■ GOAL
Count the lines below that contain the word "Adjustment" and give only the number.

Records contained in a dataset
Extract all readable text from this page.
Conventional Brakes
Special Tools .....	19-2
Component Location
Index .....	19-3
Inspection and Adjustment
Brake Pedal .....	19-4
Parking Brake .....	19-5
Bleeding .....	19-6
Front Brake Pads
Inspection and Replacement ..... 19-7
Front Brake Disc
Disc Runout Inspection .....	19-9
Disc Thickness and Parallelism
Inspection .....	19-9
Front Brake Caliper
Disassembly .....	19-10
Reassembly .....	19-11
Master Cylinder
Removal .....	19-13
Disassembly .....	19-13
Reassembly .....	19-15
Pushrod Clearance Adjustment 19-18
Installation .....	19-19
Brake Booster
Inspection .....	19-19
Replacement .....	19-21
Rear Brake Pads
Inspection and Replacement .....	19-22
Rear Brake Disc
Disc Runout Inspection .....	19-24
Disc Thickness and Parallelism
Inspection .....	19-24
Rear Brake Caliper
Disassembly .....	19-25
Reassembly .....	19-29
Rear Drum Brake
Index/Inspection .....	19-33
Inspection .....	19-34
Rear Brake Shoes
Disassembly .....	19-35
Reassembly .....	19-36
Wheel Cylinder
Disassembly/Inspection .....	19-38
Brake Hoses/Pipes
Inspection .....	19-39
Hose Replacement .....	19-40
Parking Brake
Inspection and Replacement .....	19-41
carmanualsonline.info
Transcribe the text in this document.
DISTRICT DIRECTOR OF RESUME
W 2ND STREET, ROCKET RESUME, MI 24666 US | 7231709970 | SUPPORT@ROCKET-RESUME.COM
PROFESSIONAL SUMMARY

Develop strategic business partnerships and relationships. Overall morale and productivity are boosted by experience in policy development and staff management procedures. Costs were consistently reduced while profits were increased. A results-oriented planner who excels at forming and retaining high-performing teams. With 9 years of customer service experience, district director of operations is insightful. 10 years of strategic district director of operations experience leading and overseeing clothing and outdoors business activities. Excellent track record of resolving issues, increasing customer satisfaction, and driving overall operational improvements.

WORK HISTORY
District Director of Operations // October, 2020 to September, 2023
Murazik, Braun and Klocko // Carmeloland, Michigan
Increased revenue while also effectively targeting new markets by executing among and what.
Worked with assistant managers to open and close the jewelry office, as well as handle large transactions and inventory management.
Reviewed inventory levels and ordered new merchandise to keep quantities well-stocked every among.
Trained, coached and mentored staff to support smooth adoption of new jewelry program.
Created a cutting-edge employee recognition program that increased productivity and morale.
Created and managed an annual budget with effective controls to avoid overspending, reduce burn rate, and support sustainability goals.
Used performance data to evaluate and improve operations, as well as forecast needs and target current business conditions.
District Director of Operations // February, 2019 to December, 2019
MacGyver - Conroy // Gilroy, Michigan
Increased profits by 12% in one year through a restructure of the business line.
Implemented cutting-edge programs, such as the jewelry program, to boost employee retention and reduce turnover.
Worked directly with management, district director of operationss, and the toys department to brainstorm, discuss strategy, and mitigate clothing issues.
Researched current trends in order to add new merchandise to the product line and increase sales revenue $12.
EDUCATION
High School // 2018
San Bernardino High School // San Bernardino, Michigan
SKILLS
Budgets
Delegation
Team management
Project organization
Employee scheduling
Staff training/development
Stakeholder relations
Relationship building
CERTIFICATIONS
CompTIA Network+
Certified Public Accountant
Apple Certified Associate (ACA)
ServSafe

■ THE RESPONSE
2